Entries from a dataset
◇ ◇ ◇ ◇ ◇ ◇ ◇

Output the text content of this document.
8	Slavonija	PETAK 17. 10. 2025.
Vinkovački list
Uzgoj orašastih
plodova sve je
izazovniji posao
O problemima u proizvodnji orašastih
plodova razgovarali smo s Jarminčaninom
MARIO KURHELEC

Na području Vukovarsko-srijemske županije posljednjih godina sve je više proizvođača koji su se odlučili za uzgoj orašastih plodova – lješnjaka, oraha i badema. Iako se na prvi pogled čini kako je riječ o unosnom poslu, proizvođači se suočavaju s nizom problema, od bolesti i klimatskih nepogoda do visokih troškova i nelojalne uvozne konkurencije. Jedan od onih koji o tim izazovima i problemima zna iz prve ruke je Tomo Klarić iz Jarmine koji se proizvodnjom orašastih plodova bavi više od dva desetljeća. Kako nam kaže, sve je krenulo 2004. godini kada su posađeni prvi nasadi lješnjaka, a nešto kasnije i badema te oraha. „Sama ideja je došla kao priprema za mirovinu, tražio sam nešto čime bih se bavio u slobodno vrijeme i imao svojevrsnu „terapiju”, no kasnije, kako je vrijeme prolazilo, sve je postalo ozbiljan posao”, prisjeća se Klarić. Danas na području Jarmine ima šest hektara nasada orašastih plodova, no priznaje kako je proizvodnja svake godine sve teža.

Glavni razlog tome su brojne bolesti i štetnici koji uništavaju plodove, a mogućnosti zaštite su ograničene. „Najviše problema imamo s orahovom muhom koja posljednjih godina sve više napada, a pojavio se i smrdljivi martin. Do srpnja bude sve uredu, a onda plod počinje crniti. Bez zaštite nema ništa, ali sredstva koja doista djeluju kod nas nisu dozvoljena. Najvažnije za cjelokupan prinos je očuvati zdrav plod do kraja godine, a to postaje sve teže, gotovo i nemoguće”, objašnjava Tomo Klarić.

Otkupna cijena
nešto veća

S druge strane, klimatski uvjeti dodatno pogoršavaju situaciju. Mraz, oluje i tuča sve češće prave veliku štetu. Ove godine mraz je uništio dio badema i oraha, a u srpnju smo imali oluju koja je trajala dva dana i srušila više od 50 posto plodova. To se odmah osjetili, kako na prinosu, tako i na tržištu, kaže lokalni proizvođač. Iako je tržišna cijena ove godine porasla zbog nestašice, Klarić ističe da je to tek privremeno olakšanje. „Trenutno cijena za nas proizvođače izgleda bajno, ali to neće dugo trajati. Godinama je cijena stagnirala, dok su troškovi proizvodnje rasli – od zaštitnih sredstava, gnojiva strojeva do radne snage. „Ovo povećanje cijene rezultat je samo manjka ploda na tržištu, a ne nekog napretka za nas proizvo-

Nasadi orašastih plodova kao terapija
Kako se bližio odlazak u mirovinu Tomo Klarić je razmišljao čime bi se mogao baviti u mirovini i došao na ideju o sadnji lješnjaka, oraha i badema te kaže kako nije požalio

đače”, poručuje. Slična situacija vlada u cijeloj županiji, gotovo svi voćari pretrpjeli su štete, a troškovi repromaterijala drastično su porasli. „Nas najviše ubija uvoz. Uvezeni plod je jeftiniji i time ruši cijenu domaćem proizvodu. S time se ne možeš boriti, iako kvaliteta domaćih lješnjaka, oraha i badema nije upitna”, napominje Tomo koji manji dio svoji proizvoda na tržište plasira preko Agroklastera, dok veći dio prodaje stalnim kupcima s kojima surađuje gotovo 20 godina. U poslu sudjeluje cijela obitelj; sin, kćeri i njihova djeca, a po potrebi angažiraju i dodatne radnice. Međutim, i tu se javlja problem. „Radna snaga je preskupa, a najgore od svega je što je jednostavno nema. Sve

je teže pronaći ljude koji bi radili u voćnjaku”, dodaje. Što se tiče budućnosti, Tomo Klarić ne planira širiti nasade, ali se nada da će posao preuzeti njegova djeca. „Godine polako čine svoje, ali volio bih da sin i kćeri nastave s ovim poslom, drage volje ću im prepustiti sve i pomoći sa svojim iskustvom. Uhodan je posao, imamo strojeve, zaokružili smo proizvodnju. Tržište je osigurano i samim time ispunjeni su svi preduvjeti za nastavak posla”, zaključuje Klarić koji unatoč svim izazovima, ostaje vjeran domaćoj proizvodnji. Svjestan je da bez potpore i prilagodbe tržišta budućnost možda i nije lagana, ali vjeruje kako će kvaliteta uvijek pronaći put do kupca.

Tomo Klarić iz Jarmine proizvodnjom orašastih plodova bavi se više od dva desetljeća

◇ ◇ ◇ ◇ ◇ ◇ ◇

**EXERCISE**
Reproduce the data in its entirety, matching each character.

**WRITTEN SOLUTION**
Output the text content of this document.
8	Slavonija	PETAK 17. 10. 2025.
Vinkovački list
Uzgoj orašastih
plodova sve je
izazovniji posao
O problemima u proizvodnji orašastih
plodova razgovarali smo s Jarminčaninom
MARIO KURHELEC

Na području Vukovarsko-srijemske županije posljednjih godina sve je više proizvođača koji su se odlučili za uzgoj orašastih plodova – lješnjaka, oraha i badema. Iako se na prvi pogled čini kako je riječ o unosnom poslu, proizvođači se suočavaju s nizom problema, od bolesti i klimatskih nepogoda do visokih troškova i nelojalne uvozne konkurencije. Jedan od onih koji o tim izazovima i problemima zna iz prve ruke je Tomo Klarić iz Jarmine koji se proizvodnjom orašastih plodova bavi više od dva desetljeća. Kako nam kaže, sve je krenulo 2004. godini kada su posađeni prvi nasadi lješnjaka, a nešto kasnije i badema te oraha. „Sama ideja je došla kao priprema za mirovinu, tražio sam nešto čime bih se bavio u slobodno vrijeme i imao svojevrsnu „terapiju”, no kasnije, kako je vrijeme prolazilo, sve je postalo ozbiljan posao”, prisjeća se Klarić. Danas na području Jarmine ima šest hektara nasada orašastih plodova, no priznaje kako je proizvodnja svake godine sve teža.

Glavni razlog tome su brojne bolesti i štetnici koji uništavaju plodove, a mogućnosti zaštite su ograničene. „Najviše problema imamo s orahovom muhom koja posljednjih godina sve više napada, a pojavio se i smrdljivi martin. Do srpnja bude sve uredu, a onda plod počinje crniti. Bez zaštite nema ništa, ali sredstva koja doista djeluju kod nas nisu dozvoljena. Najvažnije za cjelokupan prinos je očuvati zdrav plod do kraja godine, a to postaje sve teže, gotovo i nemoguće”, objašnjava Tomo Klarić.

Otkupna cijena
nešto veća

S druge strane, klimatski uvjeti dodatno pogoršavaju situaciju. Mraz, oluje i tuča sve češće prave veliku štetu. Ove godine mraz je uništio dio badema i oraha, a u srpnju smo imali oluju koja je trajala dva dana i srušila više od 50 posto plodova. To se odmah osjetili, kako na prinosu, tako i na tržištu, kaže lokalni proizvođač. Iako je tržišna cijena ove godine porasla zbog nestašice, Klarić ističe da je to tek privremeno olakšanje. „Trenutno cijena za nas proizvođače izgleda bajno, ali to neće dugo trajati. Godinama je cijena stagnirala, dok su troškovi proizvodnje rasli – od zaštitnih sredstava, gnojiva strojeva do radne snage. „Ovo povećanje cijene rezultat je samo manjka ploda na tržištu, a ne nekog napretka za nas proizvo-

Nasadi orašastih plodova kao terapija
Kako se bližio odlazak u mirovinu Tomo Klarić je razmišljao čime bi se mogao baviti u mirovini i došao na ideju o sadnji lješnjaka, oraha i badema te kaže kako nije požalio

đače”, poručuje. Slična situacija vlada u cijeloj županiji, gotovo svi voćari pretrpjeli su štete, a troškovi repromaterijala drastično su porasli. „Nas najviše ubija uvoz. Uvezeni plod je jeftiniji i time ruši cijenu domaćem proizvodu. S time se ne možeš boriti, iako kvaliteta domaćih lješnjaka, oraha i badema nije upitna”, napominje Tomo koji manji dio svoji proizvoda na tržište plasira preko Agroklastera, dok veći dio prodaje stalnim kupcima s kojima surađuje gotovo 20 godina. U poslu sudjeluje cijela obitelj; sin, kćeri i njihova djeca, a po potrebi angažiraju i dodatne radnice. Međutim, i tu se javlja problem. „Radna snaga je preskupa, a najgore od svega je što je jednostavno nema. Sve

je teže pronaći ljude koji bi radili u voćnjaku”, dodaje. Što se tiče budućnosti, Tomo Klarić ne planira širiti nasade, ali se nada da će posao preuzeti njegova djeca. „Godine polako čine svoje, ali volio bih da sin i kćeri nastave s ovim poslom, drage volje ću im prepustiti sve i pomoći sa svojim iskustvom. Uhodan je posao, imamo strojeve, zaokružili smo proizvodnju. Tržište je osigurano i samim time ispunjeni su svi preduvjeti za nastavak posla”, zaključuje Klarić koji unatoč svim izazovima, ostaje vjeran domaćoj proizvodnji. Svjestan je da bez potpore i prilagodbe tržišta budućnost možda i nije lagana, ali vjeruje kako će kvaliteta uvijek pronaći put do kupca.

Tomo Klarić iz Jarmine proizvodnjom orašastih plodova bavi se više od dva desetljeća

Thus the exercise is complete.